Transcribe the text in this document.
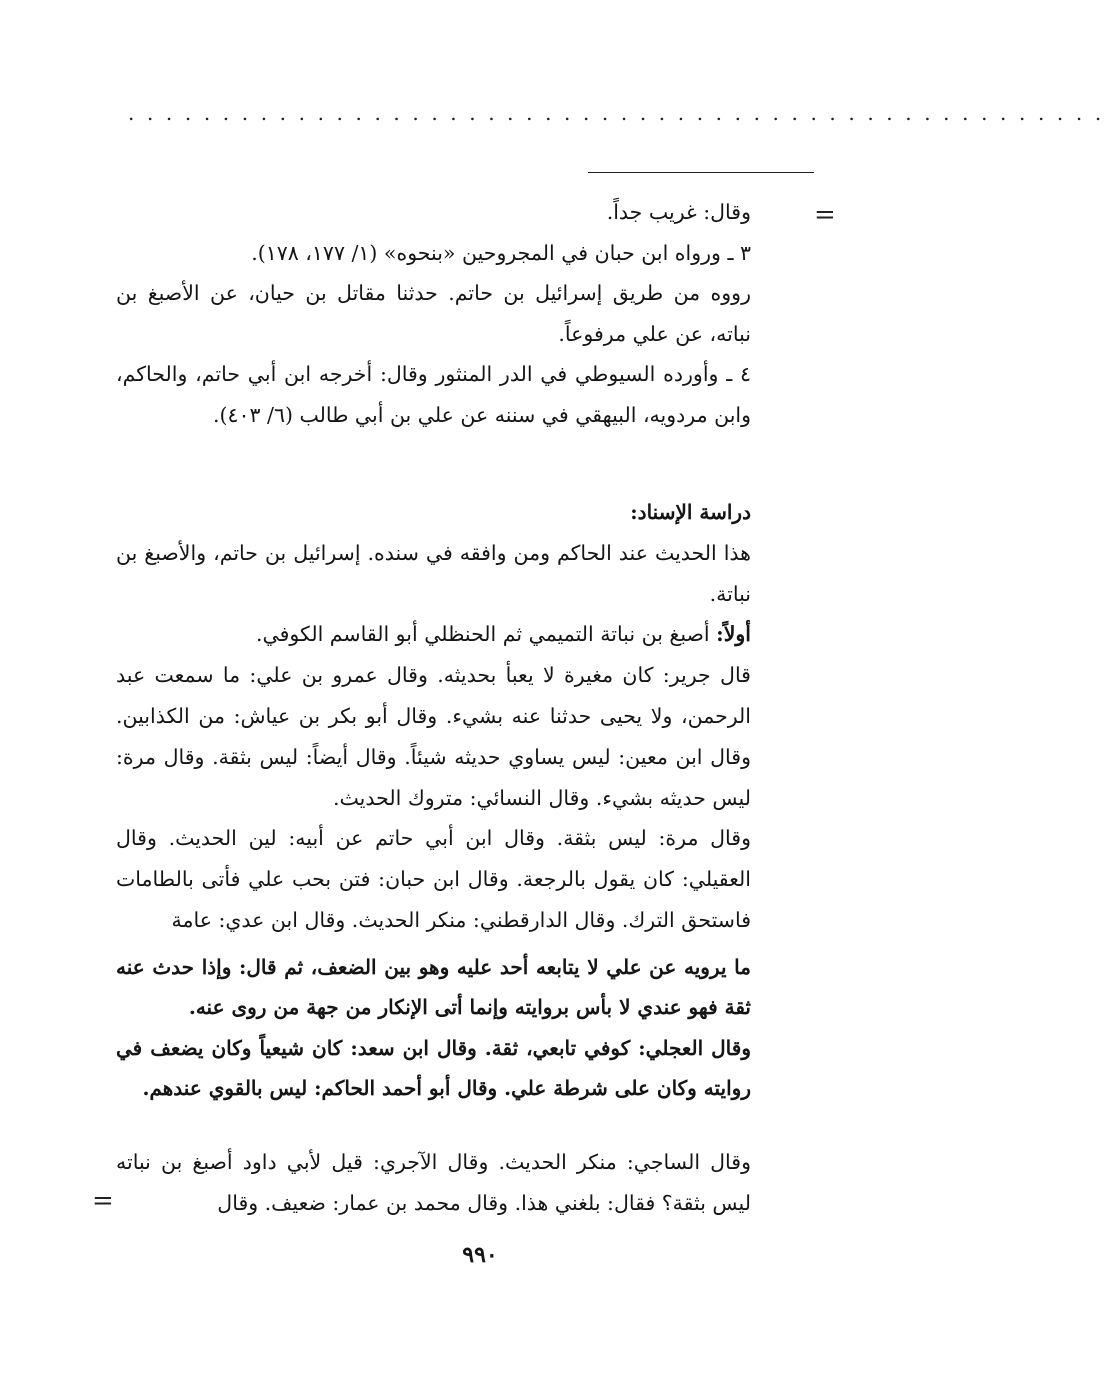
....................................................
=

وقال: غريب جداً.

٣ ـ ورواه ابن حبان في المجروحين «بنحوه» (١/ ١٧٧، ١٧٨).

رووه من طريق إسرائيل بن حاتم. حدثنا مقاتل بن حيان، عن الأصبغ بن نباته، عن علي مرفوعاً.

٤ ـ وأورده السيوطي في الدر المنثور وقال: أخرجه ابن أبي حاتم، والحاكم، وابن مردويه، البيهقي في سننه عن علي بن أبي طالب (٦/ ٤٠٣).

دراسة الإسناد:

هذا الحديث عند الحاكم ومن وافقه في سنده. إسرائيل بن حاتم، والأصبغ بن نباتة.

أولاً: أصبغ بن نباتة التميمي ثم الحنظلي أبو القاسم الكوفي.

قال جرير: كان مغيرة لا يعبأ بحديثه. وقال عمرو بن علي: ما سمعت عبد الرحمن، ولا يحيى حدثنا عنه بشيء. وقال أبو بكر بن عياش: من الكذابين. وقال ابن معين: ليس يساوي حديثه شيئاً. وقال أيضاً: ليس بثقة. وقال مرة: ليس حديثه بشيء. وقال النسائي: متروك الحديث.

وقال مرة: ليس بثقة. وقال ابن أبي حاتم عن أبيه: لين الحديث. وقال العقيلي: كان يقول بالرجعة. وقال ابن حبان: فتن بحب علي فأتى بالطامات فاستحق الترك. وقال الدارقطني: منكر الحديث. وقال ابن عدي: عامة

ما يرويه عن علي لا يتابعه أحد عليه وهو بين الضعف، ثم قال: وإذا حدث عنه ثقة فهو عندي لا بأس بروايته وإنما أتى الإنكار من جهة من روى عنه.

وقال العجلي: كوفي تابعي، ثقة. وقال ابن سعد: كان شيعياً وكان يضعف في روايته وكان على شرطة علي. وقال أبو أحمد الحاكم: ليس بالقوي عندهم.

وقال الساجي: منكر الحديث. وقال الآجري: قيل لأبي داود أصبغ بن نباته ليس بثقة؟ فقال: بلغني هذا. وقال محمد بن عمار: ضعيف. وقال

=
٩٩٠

PROBLEM STATEMENT —
Make an exact copy of every entry above, minus the images.

ANSWER TO THE PROBLEM —
Transcribe the text in this document.
....................................................
=

وقال: غريب جداً.

٣ ـ ورواه ابن حبان في المجروحين «بنحوه» (١/ ١٧٧، ١٧٨).

رووه من طريق إسرائيل بن حاتم. حدثنا مقاتل بن حيان، عن الأصبغ بن نباته، عن علي مرفوعاً.

٤ ـ وأورده السيوطي في الدر المنثور وقال: أخرجه ابن أبي حاتم، والحاكم، وابن مردويه، البيهقي في سننه عن علي بن أبي طالب (٦/ ٤٠٣).

دراسة الإسناد:

هذا الحديث عند الحاكم ومن وافقه في سنده. إسرائيل بن حاتم، والأصبغ بن نباتة.

أولاً: أصبغ بن نباتة التميمي ثم الحنظلي أبو القاسم الكوفي.

قال جرير: كان مغيرة لا يعبأ بحديثه. وقال عمرو بن علي: ما سمعت عبد الرحمن، ولا يحيى حدثنا عنه بشيء. وقال أبو بكر بن عياش: من الكذابين. وقال ابن معين: ليس يساوي حديثه شيئاً. وقال أيضاً: ليس بثقة. وقال مرة: ليس حديثه بشيء. وقال النسائي: متروك الحديث.

وقال مرة: ليس بثقة. وقال ابن أبي حاتم عن أبيه: لين الحديث. وقال العقيلي: كان يقول بالرجعة. وقال ابن حبان: فتن بحب علي فأتى بالطامات فاستحق الترك. وقال الدارقطني: منكر الحديث. وقال ابن عدي: عامة

ما يرويه عن علي لا يتابعه أحد عليه وهو بين الضعف، ثم قال: وإذا حدث عنه ثقة فهو عندي لا بأس بروايته وإنما أتى الإنكار من جهة من روى عنه.

وقال العجلي: كوفي تابعي، ثقة. وقال ابن سعد: كان شيعياً وكان يضعف في روايته وكان على شرطة علي. وقال أبو أحمد الحاكم: ليس بالقوي عندهم.

وقال الساجي: منكر الحديث. وقال الآجري: قيل لأبي داود أصبغ بن نباته ليس بثقة؟ فقال: بلغني هذا. وقال محمد بن عمار: ضعيف. وقال

=
٩٩٠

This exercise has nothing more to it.